I have started studying precalculus and would then start up with calculus. While studying about functions I wondered whether this function would be defined at $a$ or not. Take a look at it. $$ f(x) = \frac{(x-a)(x-b)(x-c)...(x-n)}{(x-a)} $$
Here if we will simplify it further then the term $\left( x-a\right)$ would cancel out making the function defined at $a$ but if we would leave it as such it would be undefined at that point.
I asked this question because I found in some sources that the graph of such functions have an open dot at that point indicating it discontinuous at that point. But I couldn't explain it. Are the expressions before and after cancelling different or it's something else?
I would be highly obliged for your help and thanks ...
$\endgroup$ 43 Answers
$\begingroup$Consider the following functions: $$f(x) = 5$$
$$g(x) = \dfrac{5(x-2)}{(x-2)}$$
The function $g$ is not defined at $x = 2$, but agrees with $f$ at every other point.
So we would say these functions are not the same, because their domains are different.

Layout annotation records

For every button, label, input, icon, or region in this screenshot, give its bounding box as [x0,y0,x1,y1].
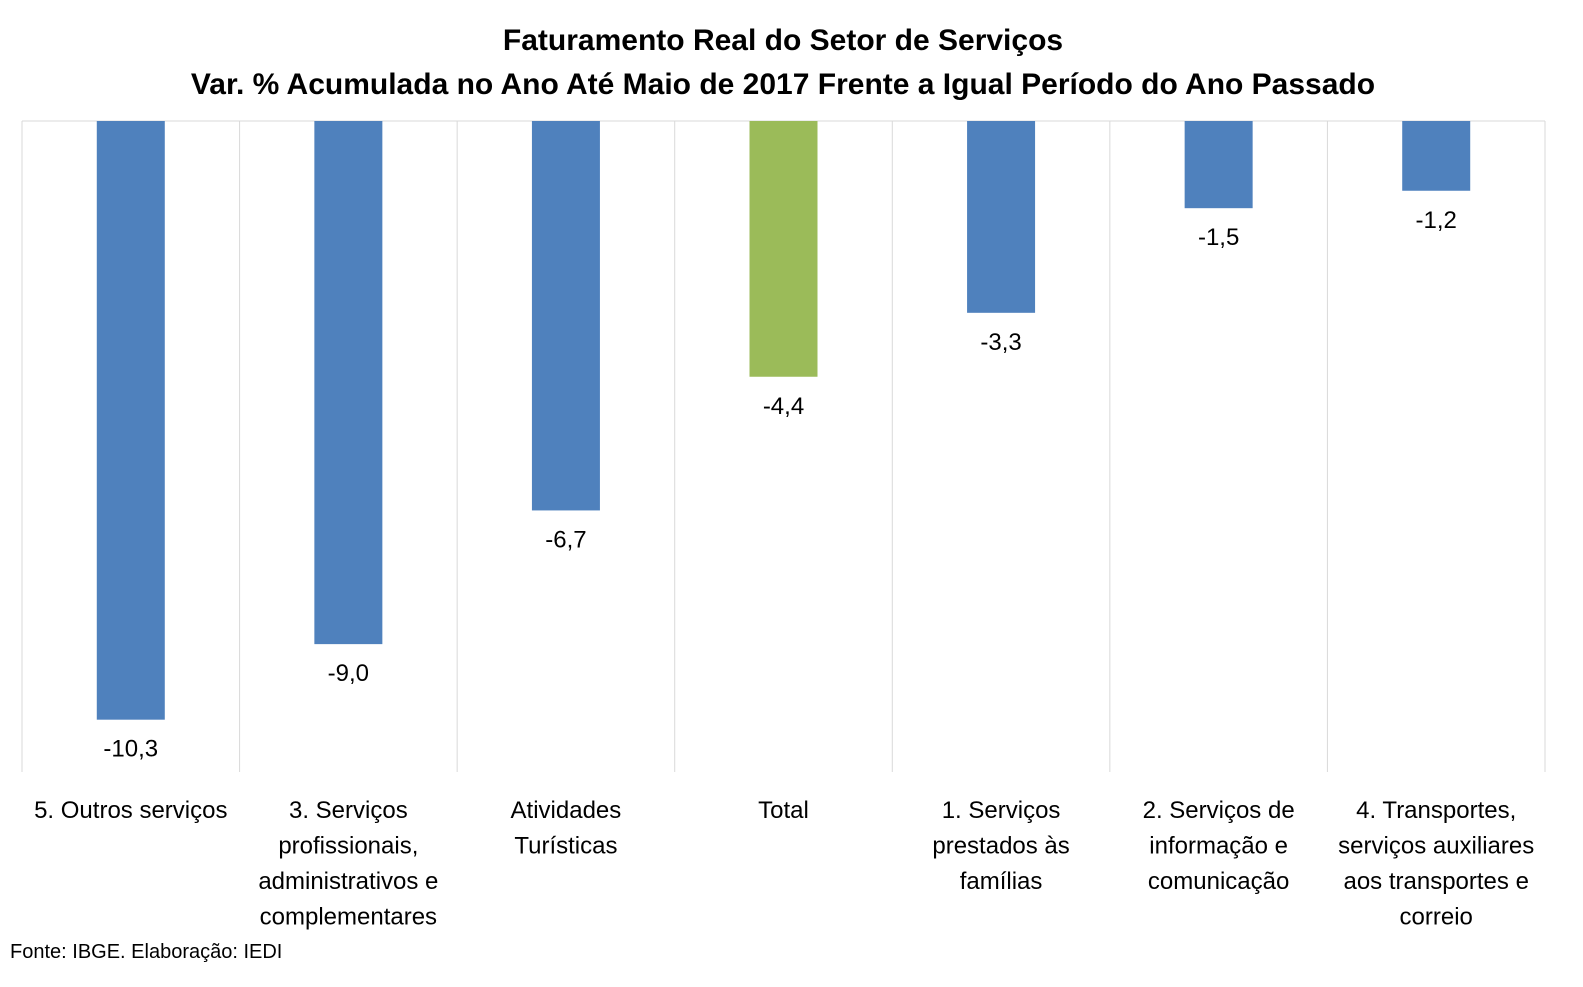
category-label-line: Turísticas [514,833,617,860]
data-label: -6,7 [545,526,586,553]
category-labels: 5. Outros serviços 3. Serviços profissiona… [34,797,1534,931]
category-label-line: 4. Transportes, [1356,797,1516,824]
bars [96,121,1471,720]
category-label-line: serviços auxiliares [1338,833,1534,860]
chart-subtitle: Var. % Acumulada no Ano Até Maio de 2017… [191,68,1375,101]
category-label: 4. Transportes, serviços auxiliares aos tr… [1338,797,1534,931]
category-label: 5. Outros serviços [34,797,227,824]
category-label-line: famílias [960,868,1043,895]
category-label: Total [758,797,809,824]
category-label-line: prestados às [932,833,1069,860]
category-label: 3. Serviços profissionais, administrativos… [258,797,438,931]
category-label-line: 1. Serviços [942,797,1061,824]
bar [967,121,1036,313]
category-label-line: aos transportes e [1343,868,1528,895]
data-label: -3,3 [980,329,1021,356]
category-label: 2. Serviços de informação e comunicação [1143,797,1295,895]
bar [531,121,600,511]
data-label: -1,2 [1416,207,1457,234]
bar [749,121,818,377]
data-label: -4,4 [763,393,804,420]
bar [314,121,383,645]
category-label-line: correio [1400,904,1473,931]
category-label-line: informação e [1149,833,1288,860]
category-label-line: Atividades [511,797,622,824]
category-label-line: 5. Outros serviços [34,797,227,824]
bar [1402,121,1471,191]
data-label: -10,3 [103,736,158,763]
category-label-line: administrativos e [258,868,438,895]
chart-title: Faturamento Real do Setor de Serviços [503,24,1063,57]
category-label-line: profissionais, [278,833,418,860]
source-note: Fonte: IBGE. Elaboração: IEDI [10,941,283,963]
category-label-line: Total [758,797,809,824]
category-label-line: comunicação [1148,868,1289,895]
category-label-line: 2. Serviços de [1143,797,1295,824]
category-label-line: complementares [260,904,437,931]
data-label: -9,0 [328,660,369,687]
data-labels: -10,3 -9,0 -6,7 -4,4 -3,3 -1,5 -1,2 [103,207,1456,763]
bar [96,121,165,720]
category-label: Atividades Turísticas [511,797,622,860]
data-label: -1,5 [1198,224,1239,251]
category-label-line: 3. Serviços [289,797,408,824]
bar [1184,121,1253,209]
category-label: 1. Serviços prestados às famílias [932,797,1069,895]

* WHAT IS ASKED *
(a) In the forum thread about canceling a factor, at what value of x is the function g not defined?
(b) Copy from the forum thread about canceling a factor the part that opens with the words containing "I would be highly" and closes with "domains are different.".
(c) Proceed with the forum thread about canceling a factor, picking up after its last sentence.

* ANSWERS TO THE EXERCISES *
(a) At x = 2.

(b)
I would be highly obliged for your help and thanks ...
$\endgroup$ 43 Answers
$\begingroup$Consider the following functions: $$f(x) = 5$$
$$g(x) = \dfrac{5(x-2)}{(x-2)}$$
The function $g$ is not defined at $x = 2$, but agrees with $f$ at every other point.
So we would say these functions are not the same, because their domains are different.

(c)
$\endgroup$ 1 $\begingroup$One cannot simplify $\frac{ca}{cb}$ to $\frac ab$ if $c=0$, because the first expression doesn't make any sense. $\frac 00\neq 1$, and that's what you're saying when you simplify the function by cancelling both $x-a$'s.
However, we don't really encounter this problem if we're being precise; we define
$$f(x)=\frac{(x-a)\cdot p(x)}{x-a}$$
for $f:\Bbb R\backslash \{a\}\to\Bbb R$ anyways (where $p$ is some polynomial, but that's beside the point), so the function
$$f(x)=p(x)$$
is still the same, if we leave $f:\Bbb R\backslash \{a\}\to\Bbb R$.
$\endgroup$ $\begingroup$A function $f$ is a special asymmetric relation between two sets $A$ and $B$, represented by $f:A\to B$. The relation consist in that for every element of $A$ (called the domain of $f$) exists a unique element in $B$ (called the codomain of $f$) defined by the function $f$.
In your example, if the codomain of $f$ is $\Bbb R$, then $f(a)\notin \Bbb R$ because the division by zero is not defined in $\Bbb R$.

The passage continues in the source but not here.